**Work to be completed:**
Extract the full set of records, then give each one again exactly.
start
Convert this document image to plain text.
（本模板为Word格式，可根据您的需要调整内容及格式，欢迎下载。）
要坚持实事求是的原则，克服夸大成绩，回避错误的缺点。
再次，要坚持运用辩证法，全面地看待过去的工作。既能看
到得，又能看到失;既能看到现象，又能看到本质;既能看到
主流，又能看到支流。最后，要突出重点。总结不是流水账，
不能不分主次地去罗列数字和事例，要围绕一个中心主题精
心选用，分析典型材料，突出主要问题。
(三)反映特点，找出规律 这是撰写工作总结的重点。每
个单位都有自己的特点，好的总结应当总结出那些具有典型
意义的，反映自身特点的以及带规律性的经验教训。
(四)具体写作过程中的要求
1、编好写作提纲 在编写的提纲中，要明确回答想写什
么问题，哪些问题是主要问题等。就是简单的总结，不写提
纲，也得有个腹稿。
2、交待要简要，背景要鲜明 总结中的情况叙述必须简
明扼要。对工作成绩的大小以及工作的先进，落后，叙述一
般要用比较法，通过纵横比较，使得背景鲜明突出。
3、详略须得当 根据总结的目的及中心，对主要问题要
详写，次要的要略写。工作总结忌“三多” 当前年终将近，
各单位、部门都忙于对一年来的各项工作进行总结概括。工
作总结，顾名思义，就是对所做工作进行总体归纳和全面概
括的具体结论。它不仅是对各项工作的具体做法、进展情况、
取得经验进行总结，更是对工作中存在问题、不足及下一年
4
end
**The answer:**
Convert this document image to plain text.
（本模板为Word格式，可根据您的需要调整内容及格式，欢迎下载。）
要坚持实事求是的原则，克服夸大成绩，回避错误的缺点。
再次，要坚持运用辩证法，全面地看待过去的工作。既能看
到得，又能看到失;既能看到现象，又能看到本质;既能看到
主流，又能看到支流。最后，要突出重点。总结不是流水账，
不能不分主次地去罗列数字和事例，要围绕一个中心主题精
心选用，分析典型材料，突出主要问题。
(三)反映特点，找出规律 这是撰写工作总结的重点。每
个单位都有自己的特点，好的总结应当总结出那些具有典型
意义的，反映自身特点的以及带规律性的经验教训。
(四)具体写作过程中的要求
1、编好写作提纲 在编写的提纲中，要明确回答想写什
么问题，哪些问题是主要问题等。就是简单的总结，不写提
纲，也得有个腹稿。
2、交待要简要，背景要鲜明 总结中的情况叙述必须简
明扼要。对工作成绩的大小以及工作的先进，落后，叙述一
般要用比较法，通过纵横比较，使得背景鲜明突出。
3、详略须得当 根据总结的目的及中心，对主要问题要
详写，次要的要略写。工作总结忌“三多” 当前年终将近，
各单位、部门都忙于对一年来的各项工作进行总结概括。工
作总结，顾名思义，就是对所做工作进行总体归纳和全面概
括的具体结论。它不仅是对各项工作的具体做法、进展情况、
取得经验进行总结，更是对工作中存在问题、不足及下一年
4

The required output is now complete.